:: Data
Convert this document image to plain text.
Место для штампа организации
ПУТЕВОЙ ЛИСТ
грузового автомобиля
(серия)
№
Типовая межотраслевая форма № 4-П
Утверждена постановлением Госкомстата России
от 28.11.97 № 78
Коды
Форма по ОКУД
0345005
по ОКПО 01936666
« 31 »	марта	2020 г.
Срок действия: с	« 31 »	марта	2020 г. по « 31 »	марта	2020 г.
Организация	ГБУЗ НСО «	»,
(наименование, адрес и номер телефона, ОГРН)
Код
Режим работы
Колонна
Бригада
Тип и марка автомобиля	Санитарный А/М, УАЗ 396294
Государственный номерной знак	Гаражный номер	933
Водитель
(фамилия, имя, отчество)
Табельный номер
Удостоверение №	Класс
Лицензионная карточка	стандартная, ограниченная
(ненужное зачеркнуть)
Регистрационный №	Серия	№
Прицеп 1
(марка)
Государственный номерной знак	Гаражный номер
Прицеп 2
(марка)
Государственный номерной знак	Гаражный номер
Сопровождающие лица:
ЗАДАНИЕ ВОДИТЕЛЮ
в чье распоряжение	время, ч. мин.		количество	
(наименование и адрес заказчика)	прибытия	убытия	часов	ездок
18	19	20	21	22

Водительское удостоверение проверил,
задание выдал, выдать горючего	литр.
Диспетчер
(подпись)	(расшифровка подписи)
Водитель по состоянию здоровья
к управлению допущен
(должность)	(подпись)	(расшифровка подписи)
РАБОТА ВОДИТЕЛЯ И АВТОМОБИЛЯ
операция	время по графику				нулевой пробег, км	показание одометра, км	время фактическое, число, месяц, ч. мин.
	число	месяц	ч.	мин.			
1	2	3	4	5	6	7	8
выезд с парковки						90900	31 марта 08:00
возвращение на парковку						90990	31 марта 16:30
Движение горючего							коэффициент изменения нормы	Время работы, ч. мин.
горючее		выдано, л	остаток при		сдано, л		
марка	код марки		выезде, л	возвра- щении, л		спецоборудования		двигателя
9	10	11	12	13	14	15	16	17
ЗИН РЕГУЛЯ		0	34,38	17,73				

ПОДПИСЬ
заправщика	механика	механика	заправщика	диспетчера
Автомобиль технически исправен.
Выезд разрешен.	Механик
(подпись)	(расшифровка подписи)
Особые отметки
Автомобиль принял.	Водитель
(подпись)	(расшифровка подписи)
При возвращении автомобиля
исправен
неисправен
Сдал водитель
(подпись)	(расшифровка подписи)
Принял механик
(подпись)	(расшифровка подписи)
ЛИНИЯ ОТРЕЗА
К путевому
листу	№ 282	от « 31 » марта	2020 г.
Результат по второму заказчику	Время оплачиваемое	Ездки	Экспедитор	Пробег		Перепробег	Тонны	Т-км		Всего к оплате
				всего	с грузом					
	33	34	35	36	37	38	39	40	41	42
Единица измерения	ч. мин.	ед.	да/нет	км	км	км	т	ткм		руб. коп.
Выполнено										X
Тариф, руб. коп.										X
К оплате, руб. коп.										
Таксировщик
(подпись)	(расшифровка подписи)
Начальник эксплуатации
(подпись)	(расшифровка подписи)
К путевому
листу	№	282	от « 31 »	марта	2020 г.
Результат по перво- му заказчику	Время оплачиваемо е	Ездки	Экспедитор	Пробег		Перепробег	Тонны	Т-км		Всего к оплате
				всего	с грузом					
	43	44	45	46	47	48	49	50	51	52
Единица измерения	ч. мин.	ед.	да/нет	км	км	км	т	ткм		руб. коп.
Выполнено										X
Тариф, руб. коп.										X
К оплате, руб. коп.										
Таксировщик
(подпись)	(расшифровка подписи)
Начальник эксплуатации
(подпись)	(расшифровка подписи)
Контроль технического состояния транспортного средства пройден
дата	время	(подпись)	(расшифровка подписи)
::::
● Your objective:
Write out every line of the preceding listing that contains "горючего".

● Full solution:
задание выдал, выдать горючего	литр.
Движение горючего							коэффициент изменения нормы	Время работы, ч. мин.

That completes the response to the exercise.